MATERIAL TO PROCESS:
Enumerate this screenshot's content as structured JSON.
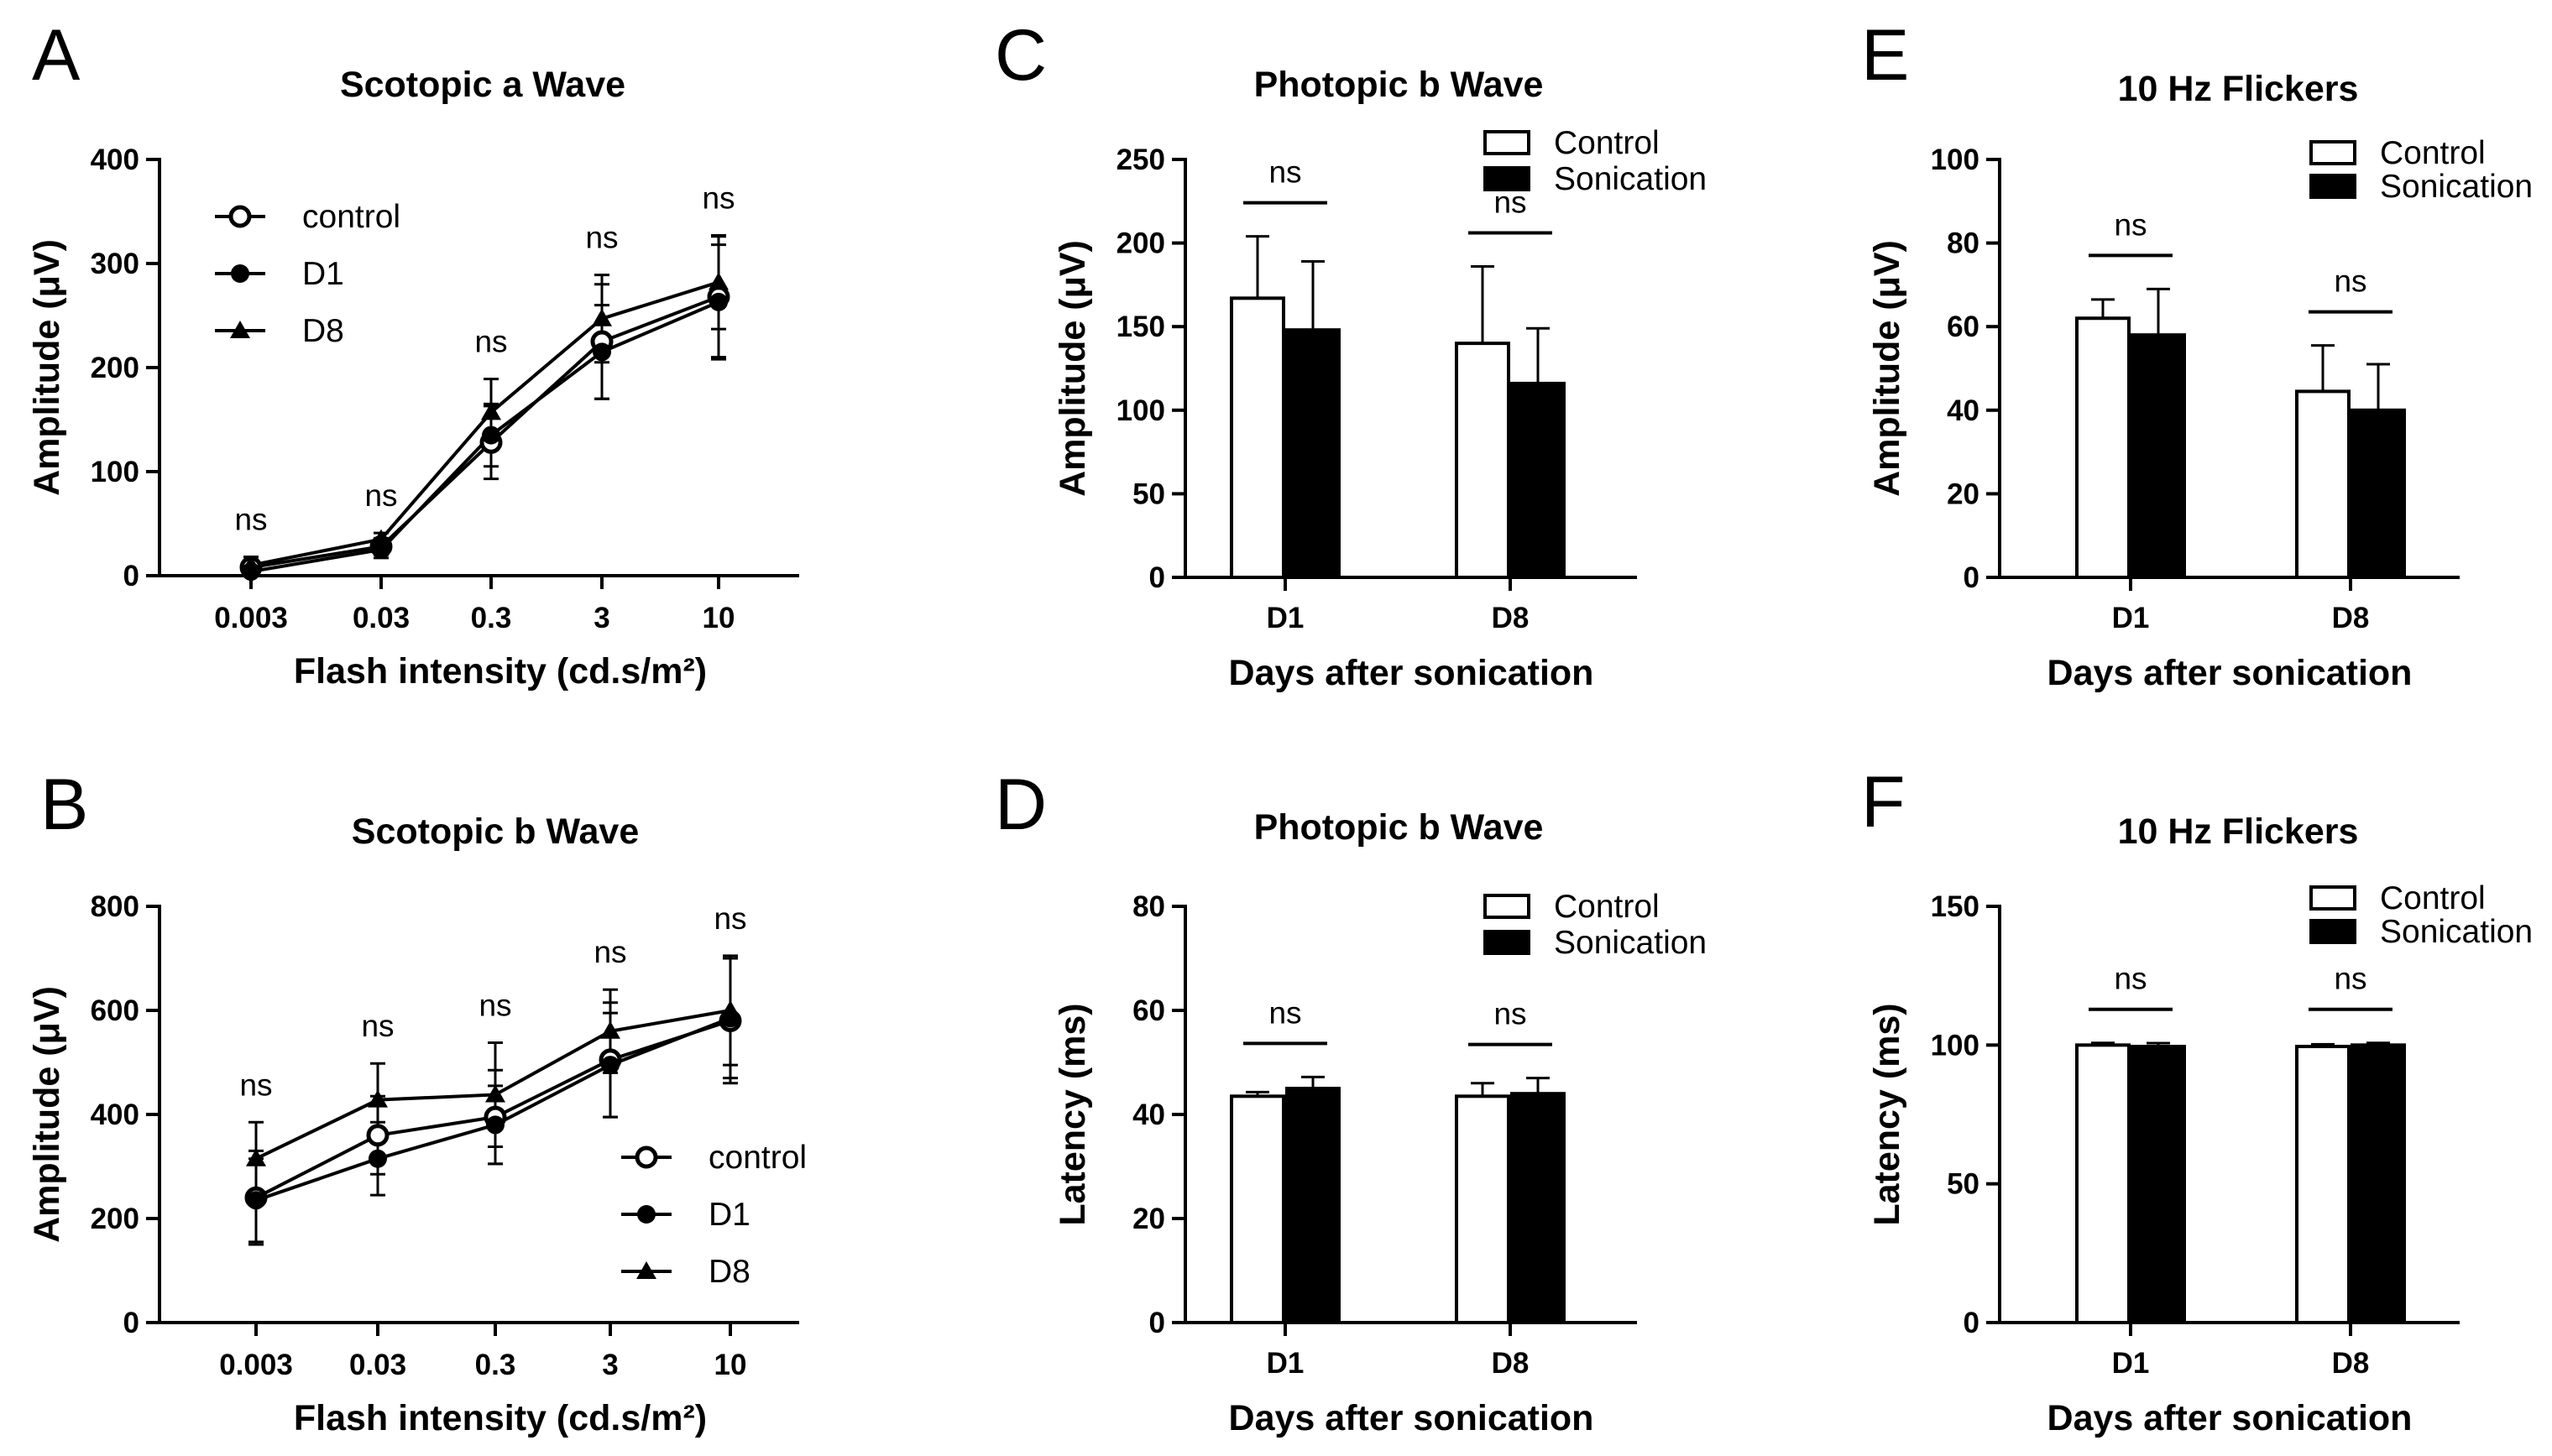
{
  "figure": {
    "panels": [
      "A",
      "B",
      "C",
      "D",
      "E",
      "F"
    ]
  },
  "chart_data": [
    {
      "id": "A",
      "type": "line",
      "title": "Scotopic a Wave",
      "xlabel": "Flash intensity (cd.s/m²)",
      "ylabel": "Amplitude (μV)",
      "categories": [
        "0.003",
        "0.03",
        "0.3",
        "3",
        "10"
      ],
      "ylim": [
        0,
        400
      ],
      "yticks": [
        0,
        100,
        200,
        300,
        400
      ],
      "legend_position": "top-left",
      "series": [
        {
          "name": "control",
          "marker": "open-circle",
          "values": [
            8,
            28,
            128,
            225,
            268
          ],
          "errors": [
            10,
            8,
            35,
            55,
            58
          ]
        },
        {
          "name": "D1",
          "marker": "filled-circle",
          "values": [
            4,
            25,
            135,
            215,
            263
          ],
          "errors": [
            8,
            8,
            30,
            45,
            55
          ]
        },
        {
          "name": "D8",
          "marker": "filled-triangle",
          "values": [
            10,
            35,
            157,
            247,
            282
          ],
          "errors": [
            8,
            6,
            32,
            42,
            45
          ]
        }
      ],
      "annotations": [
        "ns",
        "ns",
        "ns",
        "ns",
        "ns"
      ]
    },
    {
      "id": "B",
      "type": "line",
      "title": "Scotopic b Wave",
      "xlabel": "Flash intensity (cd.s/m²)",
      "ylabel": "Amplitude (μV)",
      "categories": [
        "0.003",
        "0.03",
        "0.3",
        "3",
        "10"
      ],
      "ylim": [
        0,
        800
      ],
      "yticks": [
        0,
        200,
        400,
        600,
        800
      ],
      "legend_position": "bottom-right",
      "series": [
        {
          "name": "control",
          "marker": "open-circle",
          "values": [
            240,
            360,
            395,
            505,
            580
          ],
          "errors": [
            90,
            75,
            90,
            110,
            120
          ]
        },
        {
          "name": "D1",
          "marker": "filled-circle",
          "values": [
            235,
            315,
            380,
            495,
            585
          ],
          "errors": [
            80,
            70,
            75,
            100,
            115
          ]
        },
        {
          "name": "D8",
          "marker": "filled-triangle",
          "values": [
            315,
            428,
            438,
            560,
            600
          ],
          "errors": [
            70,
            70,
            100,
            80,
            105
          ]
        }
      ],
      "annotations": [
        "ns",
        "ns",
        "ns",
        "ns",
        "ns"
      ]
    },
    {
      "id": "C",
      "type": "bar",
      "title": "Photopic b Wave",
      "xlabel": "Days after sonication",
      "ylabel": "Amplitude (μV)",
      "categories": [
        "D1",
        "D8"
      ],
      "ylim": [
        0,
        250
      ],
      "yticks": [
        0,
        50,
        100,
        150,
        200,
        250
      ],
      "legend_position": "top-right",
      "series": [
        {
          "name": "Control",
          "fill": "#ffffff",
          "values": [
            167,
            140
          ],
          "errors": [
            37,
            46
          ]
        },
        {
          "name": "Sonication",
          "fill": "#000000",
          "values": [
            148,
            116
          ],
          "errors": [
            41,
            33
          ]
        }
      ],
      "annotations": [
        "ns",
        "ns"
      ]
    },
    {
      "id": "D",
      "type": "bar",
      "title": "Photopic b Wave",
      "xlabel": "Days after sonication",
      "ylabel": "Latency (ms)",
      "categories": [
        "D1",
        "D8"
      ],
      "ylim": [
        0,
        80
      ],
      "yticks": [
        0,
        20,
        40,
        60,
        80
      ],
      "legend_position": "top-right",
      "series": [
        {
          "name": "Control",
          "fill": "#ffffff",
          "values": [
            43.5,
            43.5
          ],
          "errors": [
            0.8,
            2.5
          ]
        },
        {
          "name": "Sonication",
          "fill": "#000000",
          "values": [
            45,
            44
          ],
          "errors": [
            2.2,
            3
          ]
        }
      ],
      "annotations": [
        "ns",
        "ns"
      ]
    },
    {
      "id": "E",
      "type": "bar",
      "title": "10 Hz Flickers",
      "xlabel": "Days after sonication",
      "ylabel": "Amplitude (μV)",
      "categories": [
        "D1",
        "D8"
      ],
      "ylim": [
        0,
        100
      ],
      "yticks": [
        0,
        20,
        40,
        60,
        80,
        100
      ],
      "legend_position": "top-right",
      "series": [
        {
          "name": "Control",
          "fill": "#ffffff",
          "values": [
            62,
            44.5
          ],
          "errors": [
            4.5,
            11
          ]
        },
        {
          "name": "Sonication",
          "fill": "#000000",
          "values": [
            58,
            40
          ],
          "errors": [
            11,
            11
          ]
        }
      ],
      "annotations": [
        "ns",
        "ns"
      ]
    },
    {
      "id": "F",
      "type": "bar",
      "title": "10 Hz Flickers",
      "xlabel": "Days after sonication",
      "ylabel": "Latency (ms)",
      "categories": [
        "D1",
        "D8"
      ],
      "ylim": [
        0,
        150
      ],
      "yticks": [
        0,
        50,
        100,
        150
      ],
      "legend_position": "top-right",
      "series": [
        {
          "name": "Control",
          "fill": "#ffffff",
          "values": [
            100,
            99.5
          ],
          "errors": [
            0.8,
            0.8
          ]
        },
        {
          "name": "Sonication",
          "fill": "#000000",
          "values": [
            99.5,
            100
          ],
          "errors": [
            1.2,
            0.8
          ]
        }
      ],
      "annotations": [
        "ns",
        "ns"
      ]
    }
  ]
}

THE EXERCISE: Reproduce the material above in full and without alteration, but skip all pictures.

CORRECT OUTPUT:
Enumerate this screenshot's content as structured JSON.
{
  "figure": {
    "panels": [
      "A",
      "B",
      "C",
      "D",
      "E",
      "F"
    ]
  },
  "chart_data": [
    {
      "id": "A",
      "type": "line",
      "title": "Scotopic a Wave",
      "xlabel": "Flash intensity (cd.s/m²)",
      "ylabel": "Amplitude (μV)",
      "categories": [
        "0.003",
        "0.03",
        "0.3",
        "3",
        "10"
      ],
      "ylim": [
        0,
        400
      ],
      "yticks": [
        0,
        100,
        200,
        300,
        400
      ],
      "legend_position": "top-left",
      "series": [
        {
          "name": "control",
          "marker": "open-circle",
          "values": [
            8,
            28,
            128,
            225,
            268
          ],
          "errors": [
            10,
            8,
            35,
            55,
            58
          ]
        },
        {
          "name": "D1",
          "marker": "filled-circle",
          "values": [
            4,
            25,
            135,
            215,
            263
          ],
          "errors": [
            8,
            8,
            30,
            45,
            55
          ]
        },
        {
          "name": "D8",
          "marker": "filled-triangle",
          "values": [
            10,
            35,
            157,
            247,
            282
          ],
          "errors": [
            8,
            6,
            32,
            42,
            45
          ]
        }
      ],
      "annotations": [
        "ns",
        "ns",
        "ns",
        "ns",
        "ns"
      ]
    },
    {
      "id": "B",
      "type": "line",
      "title": "Scotopic b Wave",
      "xlabel": "Flash intensity (cd.s/m²)",
      "ylabel": "Amplitude (μV)",
      "categories": [
        "0.003",
        "0.03",
        "0.3",
        "3",
        "10"
      ],
      "ylim": [
        0,
        800
      ],
      "yticks": [
        0,
        200,
        400,
        600,
        800
      ],
      "legend_position": "bottom-right",
      "series": [
        {
          "name": "control",
          "marker": "open-circle",
          "values": [
            240,
            360,
            395,
            505,
            580
          ],
          "errors": [
            90,
            75,
            90,
            110,
            120
          ]
        },
        {
          "name": "D1",
          "marker": "filled-circle",
          "values": [
            235,
            315,
            380,
            495,
            585
          ],
          "errors": [
            80,
            70,
            75,
            100,
            115
          ]
        },
        {
          "name": "D8",
          "marker": "filled-triangle",
          "values": [
            315,
            428,
            438,
            560,
            600
          ],
          "errors": [
            70,
            70,
            100,
            80,
            105
          ]
        }
      ],
      "annotations": [
        "ns",
        "ns",
        "ns",
        "ns",
        "ns"
      ]
    },
    {
      "id": "C",
      "type": "bar",
      "title": "Photopic b Wave",
      "xlabel": "Days after sonication",
      "ylabel": "Amplitude (μV)",
      "categories": [
        "D1",
        "D8"
      ],
      "ylim": [
        0,
        250
      ],
      "yticks": [
        0,
        50,
        100,
        150,
        200,
        250
      ],
      "legend_position": "top-right",
      "series": [
        {
          "name": "Control",
          "fill": "#ffffff",
          "values": [
            167,
            140
          ],
          "errors": [
            37,
            46
          ]
        },
        {
          "name": "Sonication",
          "fill": "#000000",
          "values": [
            148,
            116
          ],
          "errors": [
            41,
            33
          ]
        }
      ],
      "annotations": [
        "ns",
        "ns"
      ]
    },
    {
      "id": "D",
      "type": "bar",
      "title": "Photopic b Wave",
      "xlabel": "Days after sonication",
      "ylabel": "Latency (ms)",
      "categories": [
        "D1",
        "D8"
      ],
      "ylim": [
        0,
        80
      ],
      "yticks": [
        0,
        20,
        40,
        60,
        80
      ],
      "legend_position": "top-right",
      "series": [
        {
          "name": "Control",
          "fill": "#ffffff",
          "values": [
            43.5,
            43.5
          ],
          "errors": [
            0.8,
            2.5
          ]
        },
        {
          "name": "Sonication",
          "fill": "#000000",
          "values": [
            45,
            44
          ],
          "errors": [
            2.2,
            3
          ]
        }
      ],
      "annotations": [
        "ns",
        "ns"
      ]
    },
    {
      "id": "E",
      "type": "bar",
      "title": "10 Hz Flickers",
      "xlabel": "Days after sonication",
      "ylabel": "Amplitude (μV)",
      "categories": [
        "D1",
        "D8"
      ],
      "ylim": [
        0,
        100
      ],
      "yticks": [
        0,
        20,
        40,
        60,
        80,
        100
      ],
      "legend_position": "top-right",
      "series": [
        {
          "name": "Control",
          "fill": "#ffffff",
          "values": [
            62,
            44.5
          ],
          "errors": [
            4.5,
            11
          ]
        },
        {
          "name": "Sonication",
          "fill": "#000000",
          "values": [
            58,
            40
          ],
          "errors": [
            11,
            11
          ]
        }
      ],
      "annotations": [
        "ns",
        "ns"
      ]
    },
    {
      "id": "F",
      "type": "bar",
      "title": "10 Hz Flickers",
      "xlabel": "Days after sonication",
      "ylabel": "Latency (ms)",
      "categories": [
        "D1",
        "D8"
      ],
      "ylim": [
        0,
        150
      ],
      "yticks": [
        0,
        50,
        100,
        150
      ],
      "legend_position": "top-right",
      "series": [
        {
          "name": "Control",
          "fill": "#ffffff",
          "values": [
            100,
            99.5
          ],
          "errors": [
            0.8,
            0.8
          ]
        },
        {
          "name": "Sonication",
          "fill": "#000000",
          "values": [
            99.5,
            100
          ],
          "errors": [
            1.2,
            0.8
          ]
        }
      ],
      "annotations": [
        "ns",
        "ns"
      ]
    }
  ]
}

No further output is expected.